— Written task —
Of the lines in the listing below, how many hold "right"? Answer with the number only.

**** Dataset records

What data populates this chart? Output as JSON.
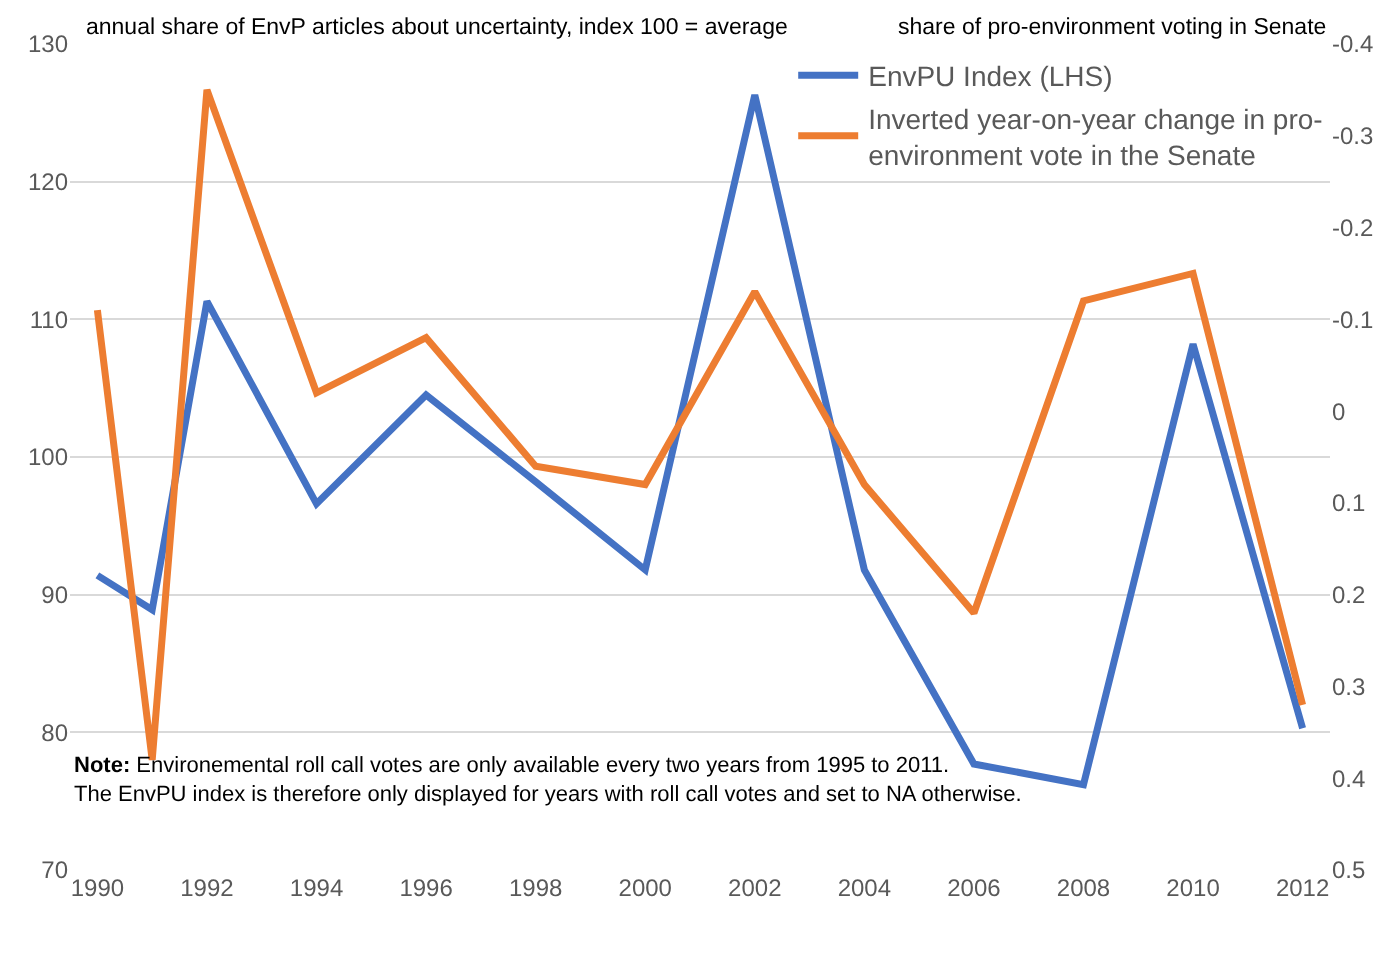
{
  "chart_data": {
    "type": "line",
    "ylabel": "annual share of EnvP articles about uncertainty, index 100 = average",
    "y2label": "share of pro-environment voting in Senate",
    "x": [
      1990,
      1991,
      1992,
      1994,
      1996,
      1998,
      2000,
      2002,
      2004,
      2006,
      2008,
      2010,
      2012
    ],
    "series": [
      {
        "name": "EnvPU Index (LHS)",
        "color": "#4472c4",
        "values": [
          91.4,
          88.9,
          111.3,
          96.6,
          104.5,
          98.2,
          91.8,
          126.3,
          91.8,
          77.7,
          76.2,
          108.2,
          80.3
        ]
      },
      {
        "name": "Inverted year-on-year change in pro-environment vote in the Senate",
        "color": "#ed7d31",
        "axis": "y2",
        "values": [
          -0.11,
          0.38,
          -0.35,
          -0.02,
          -0.08,
          0.06,
          0.08,
          -0.13,
          0.08,
          0.22,
          -0.12,
          -0.15,
          0.32
        ]
      }
    ],
    "xlim": [
      1989.5,
      2012.5
    ],
    "xticks": [
      1990,
      1992,
      1994,
      1996,
      1998,
      2000,
      2002,
      2004,
      2006,
      2008,
      2010,
      2012
    ],
    "ylim": [
      70,
      130
    ],
    "yticks": [
      70,
      80,
      90,
      100,
      110,
      120,
      130
    ],
    "y2lim": [
      0.5,
      -0.4
    ],
    "y2ticks": [
      -0.4,
      -0.3,
      -0.2,
      -0.1,
      0,
      0.1,
      0.2,
      0.3,
      0.4,
      0.5
    ],
    "grid": "y",
    "legend": "top right",
    "marker": "none",
    "line_style": "solid",
    "annotations": [
      "Note: Environemental roll call votes are only available every two years from 1995 to 2011.\nThe EnvPU index is therefore only displayed for years with roll call votes and set to NA otherwise."
    ]
  }
}
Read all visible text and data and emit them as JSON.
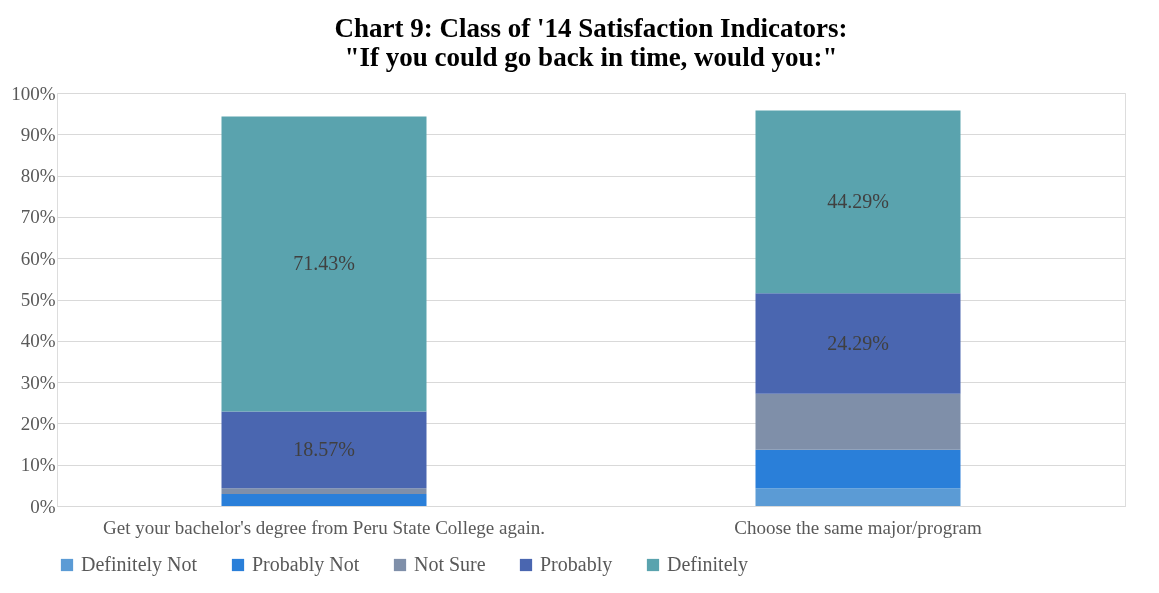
{
  "chart_data": {
    "type": "bar",
    "stacked": true,
    "title": "Chart 9: Class of '14 Satisfaction Indicators: \"If you could go back in time, would you:\"",
    "categories": [
      "Get your bachelor's degree from Peru State College again.",
      "Choose the same major/program"
    ],
    "series": [
      {
        "name": "Definitely Not",
        "color": "#5b9bd5",
        "values": [
          0,
          4.3
        ],
        "value_labels": [
          null,
          null
        ]
      },
      {
        "name": "Probably Not",
        "color": "#2a7fd9",
        "values": [
          2.9,
          9.3
        ],
        "value_labels": [
          null,
          null
        ]
      },
      {
        "name": "Not Sure",
        "color": "#7f8fa9",
        "values": [
          1.4,
          13.6
        ],
        "value_labels": [
          null,
          null
        ]
      },
      {
        "name": "Probably",
        "color": "#4a66b0",
        "values": [
          18.57,
          24.29
        ],
        "value_labels": [
          "18.57%",
          "24.29%"
        ]
      },
      {
        "name": "Definitely",
        "color": "#5aa3ae",
        "values": [
          71.43,
          44.29
        ],
        "value_labels": [
          "71.43%",
          "44.29%"
        ]
      }
    ],
    "ylim": [
      0,
      100
    ],
    "yticks": [
      {
        "value": 0,
        "label": "0%"
      },
      {
        "value": 10,
        "label": "10%"
      },
      {
        "value": 20,
        "label": "20%"
      },
      {
        "value": 30,
        "label": "30%"
      },
      {
        "value": 40,
        "label": "40%"
      },
      {
        "value": 50,
        "label": "50%"
      },
      {
        "value": 60,
        "label": "60%"
      },
      {
        "value": 70,
        "label": "70%"
      },
      {
        "value": 80,
        "label": "80%"
      },
      {
        "value": 90,
        "label": "90%"
      },
      {
        "value": 100,
        "label": "100%"
      }
    ],
    "grid": "y",
    "legend": "bottom"
  }
}
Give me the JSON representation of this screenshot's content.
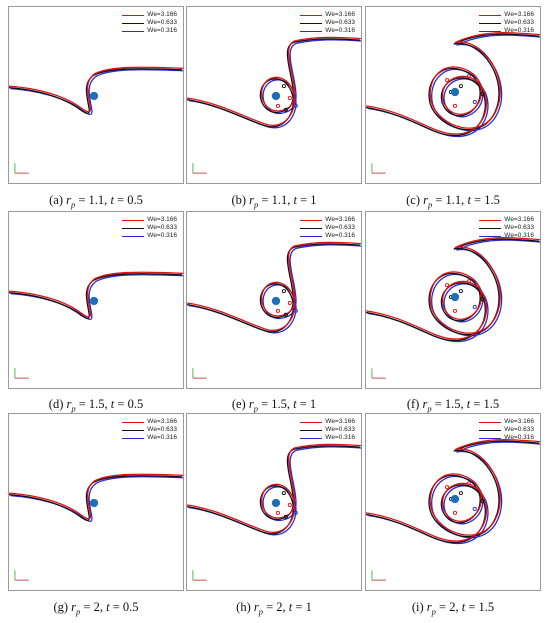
{
  "legend": [
    {
      "label": "We=3.166",
      "color": "#e01010"
    },
    {
      "label": "We=0.633",
      "color": "#111111"
    },
    {
      "label": "We=0.316",
      "color": "#2a2ad0"
    }
  ],
  "captions": [
    {
      "letter": "(a)",
      "rp": "1.1",
      "t": "0.5"
    },
    {
      "letter": "(b)",
      "rp": "1.1",
      "t": "1"
    },
    {
      "letter": "(c)",
      "rp": "1.1",
      "t": "1.5"
    },
    {
      "letter": "(d)",
      "rp": "1.5",
      "t": "0.5"
    },
    {
      "letter": "(e)",
      "rp": "1.5",
      "t": "1"
    },
    {
      "letter": "(f)",
      "rp": "1.5",
      "t": "1.5"
    },
    {
      "letter": "(g)",
      "rp": "2",
      "t": "0.5"
    },
    {
      "letter": "(h)",
      "rp": "2",
      "t": "1"
    },
    {
      "letter": "(i)",
      "rp": "2",
      "t": "1.5"
    }
  ],
  "symbols": {
    "r": "r",
    "p": "p",
    "t": "t",
    "eq": " = ",
    "comma": ", "
  }
}
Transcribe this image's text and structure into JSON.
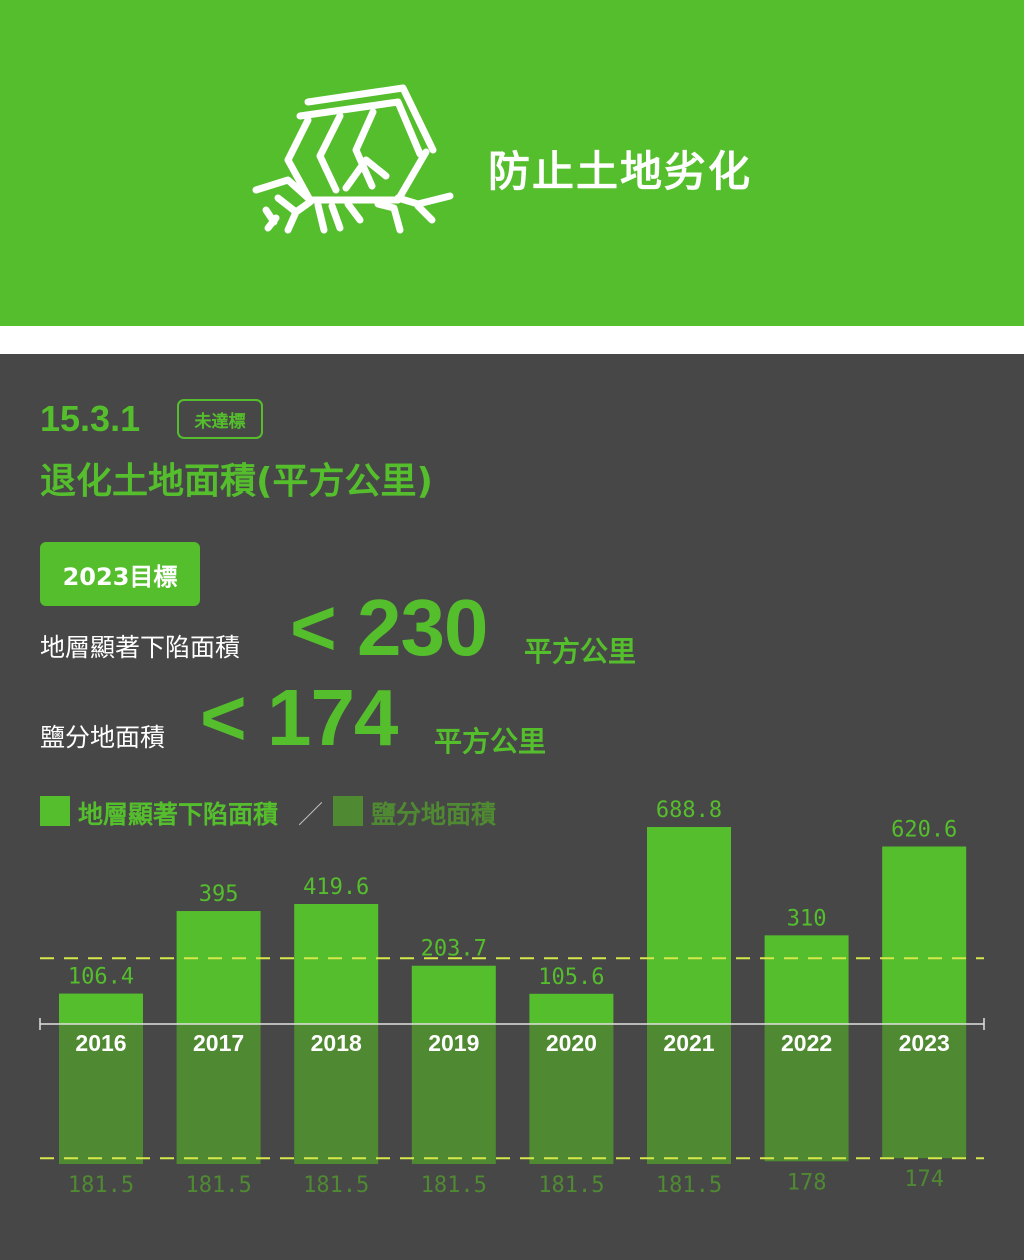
{
  "header": {
    "title": "防止土地劣化",
    "icon": "collapsing-house-icon",
    "color": "#55be2c"
  },
  "indicator": {
    "code": "15.3.1",
    "status": "未達標",
    "title": "退化土地面積(平方公里)"
  },
  "target": {
    "badge": "2023目標",
    "items": [
      {
        "label": "地層顯著下陷面積",
        "value": "< 230",
        "unit": "平方公里"
      },
      {
        "label": "鹽分地面積",
        "value": "< 174",
        "unit": "平方公里"
      }
    ]
  },
  "legend": {
    "subsidence_label": "地層顯著下陷面積",
    "separator": "／",
    "salinity_label": "鹽分地面積"
  },
  "chart_data": {
    "type": "bar",
    "categories": [
      "2016",
      "2017",
      "2018",
      "2019",
      "2020",
      "2021",
      "2022",
      "2023"
    ],
    "series": [
      {
        "name": "地層顯著下陷面積",
        "values": [
          106.4,
          395,
          419.6,
          203.7,
          105.6,
          688.8,
          310,
          620.6
        ],
        "labels": [
          "106.4",
          "395",
          "419.6",
          "203.7",
          "105.6",
          "688.8",
          "310",
          "620.6"
        ],
        "color": "#55be2c",
        "direction": "up"
      },
      {
        "name": "鹽分地面積",
        "values": [
          181.5,
          181.5,
          181.5,
          181.5,
          181.5,
          181.5,
          178,
          174
        ],
        "labels": [
          "181.5",
          "181.5",
          "181.5",
          "181.5",
          "181.5",
          "181.5",
          "178",
          "174"
        ],
        "color": "#4f8a32",
        "direction": "down"
      }
    ],
    "targets": [
      {
        "series": "地層顯著下陷面積",
        "value": 230
      },
      {
        "series": "鹽分地面積",
        "value": 174
      }
    ],
    "colors": {
      "subsidence": "#55be2c",
      "salinity": "#4f8a32",
      "target_line": "#d6e84a",
      "axis": "#e0e0e0"
    }
  }
}
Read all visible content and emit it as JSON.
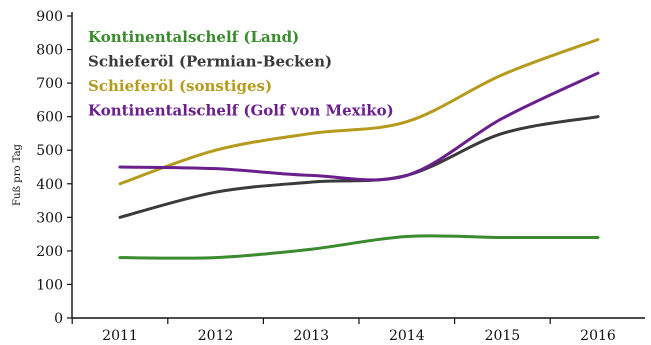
{
  "chart_data": {
    "type": "line",
    "title": "",
    "xlabel": "",
    "ylabel": "Fuß pro Tag",
    "x": [
      "2011",
      "2012",
      "2013",
      "2014",
      "2015",
      "2016"
    ],
    "ylim": [
      0,
      900
    ],
    "yticks": [
      0,
      100,
      200,
      300,
      400,
      500,
      600,
      700,
      800,
      900
    ],
    "grid": false,
    "legend_position": "top-left",
    "series": [
      {
        "name": "Kontinentalschelf (Land)",
        "color": "#3a8a2e",
        "values": [
          180,
          180,
          205,
          243,
          240,
          240
        ]
      },
      {
        "name": "Schieferöl (Permian-Becken)",
        "color": "#3a3a3a",
        "values": [
          300,
          375,
          405,
          425,
          550,
          600
        ]
      },
      {
        "name": "Schieferöl (sonstiges)",
        "color": "#b59a1c",
        "values": [
          400,
          500,
          550,
          585,
          725,
          830
        ]
      },
      {
        "name": "Kontinentalschelf (Golf von Mexiko)",
        "color": "#6a1f8c",
        "values": [
          450,
          445,
          425,
          425,
          595,
          730
        ]
      }
    ]
  }
}
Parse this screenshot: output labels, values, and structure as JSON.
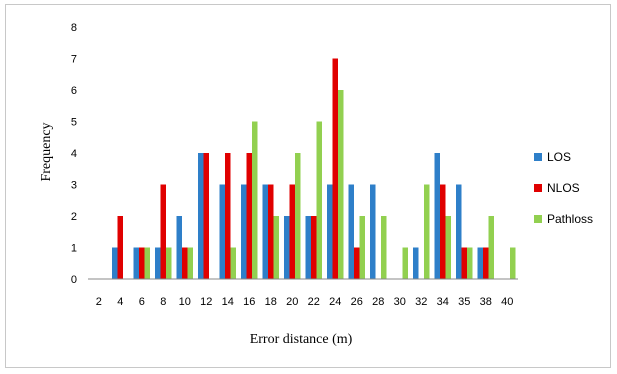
{
  "chart_data": {
    "type": "bar",
    "xlabel": "Error distance (m)",
    "ylabel": "Frequency",
    "ylim": [
      0,
      8
    ],
    "yticks": [
      "0",
      "1",
      "2",
      "3",
      "4",
      "5",
      "6",
      "7",
      "8"
    ],
    "grid": false,
    "legend_position": "right",
    "categories": [
      "2",
      "4",
      "6",
      "8",
      "10",
      "12",
      "14",
      "16",
      "18",
      "20",
      "22",
      "24",
      "26",
      "28",
      "30",
      "32",
      "34",
      "35",
      "38",
      "40"
    ],
    "series": [
      {
        "name": "LOS",
        "color": "#2e7fc9",
        "values": [
          0,
          1,
          1,
          1,
          2,
          4,
          3,
          3,
          3,
          2,
          2,
          3,
          3,
          3,
          0,
          1,
          4,
          3,
          1,
          0
        ]
      },
      {
        "name": "NLOS",
        "color": "#e00000",
        "values": [
          0,
          2,
          1,
          3,
          1,
          4,
          4,
          4,
          3,
          3,
          2,
          7,
          1,
          0,
          0,
          0,
          3,
          1,
          1,
          0
        ]
      },
      {
        "name": "Pathloss",
        "color": "#92d050",
        "values": [
          0,
          0,
          1,
          1,
          1,
          0,
          1,
          5,
          2,
          4,
          5,
          6,
          2,
          2,
          1,
          3,
          2,
          1,
          2,
          1
        ]
      }
    ]
  }
}
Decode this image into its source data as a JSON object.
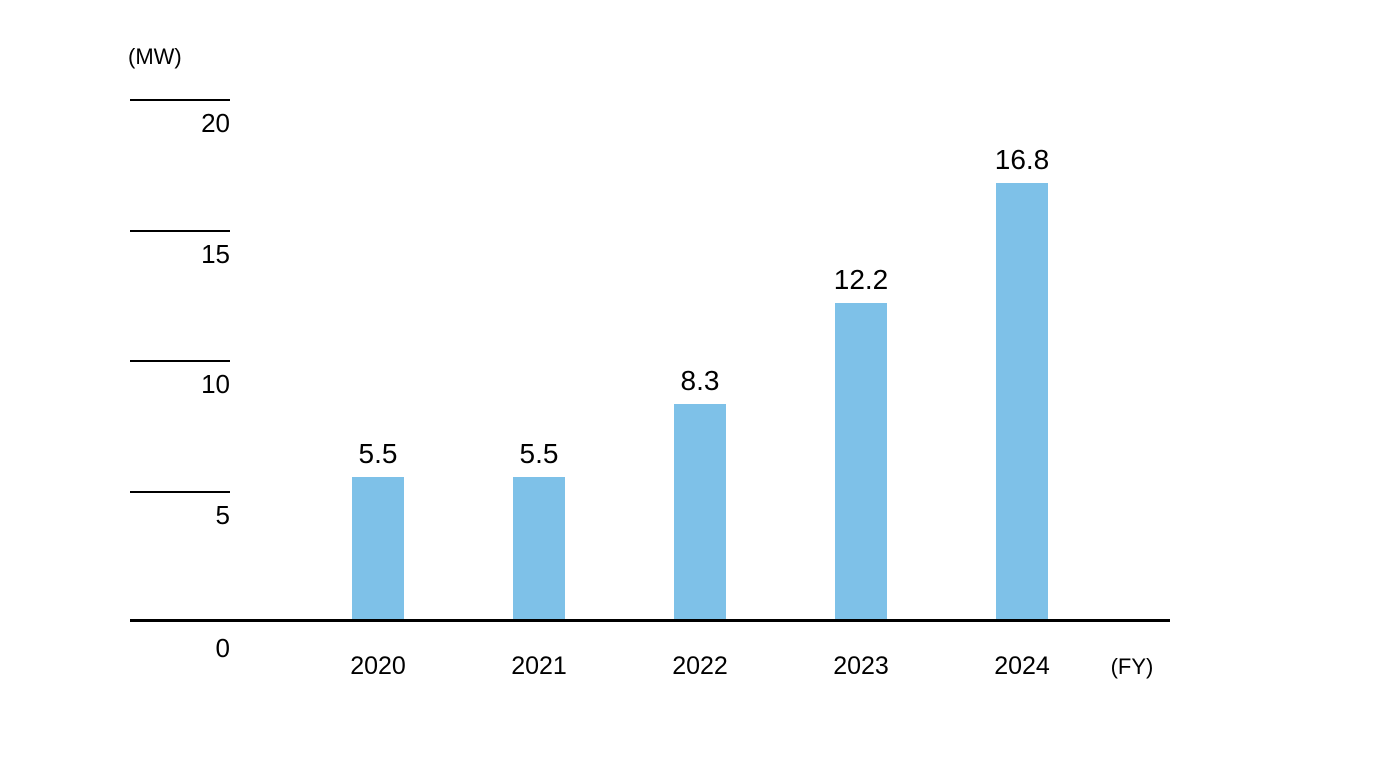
{
  "chart_data": {
    "type": "bar",
    "title": "",
    "unit_label": "(MW)",
    "x_unit_label": "(FY)",
    "xlabel": "FY",
    "ylabel": "MW",
    "categories": [
      "2020",
      "2021",
      "2022",
      "2023",
      "2024"
    ],
    "values": [
      5.5,
      5.5,
      8.3,
      12.2,
      16.8
    ],
    "value_labels": [
      "5.5",
      "5.5",
      "8.3",
      "12.2",
      "16.8"
    ],
    "yticks": [
      0,
      5,
      10,
      15,
      20
    ],
    "ylim": [
      0,
      20
    ],
    "grid": "off",
    "legend": "none",
    "bar_color": "#7EC1E8",
    "axis_color": "#000000",
    "text_color": "#000000"
  }
}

********

— Task response —
2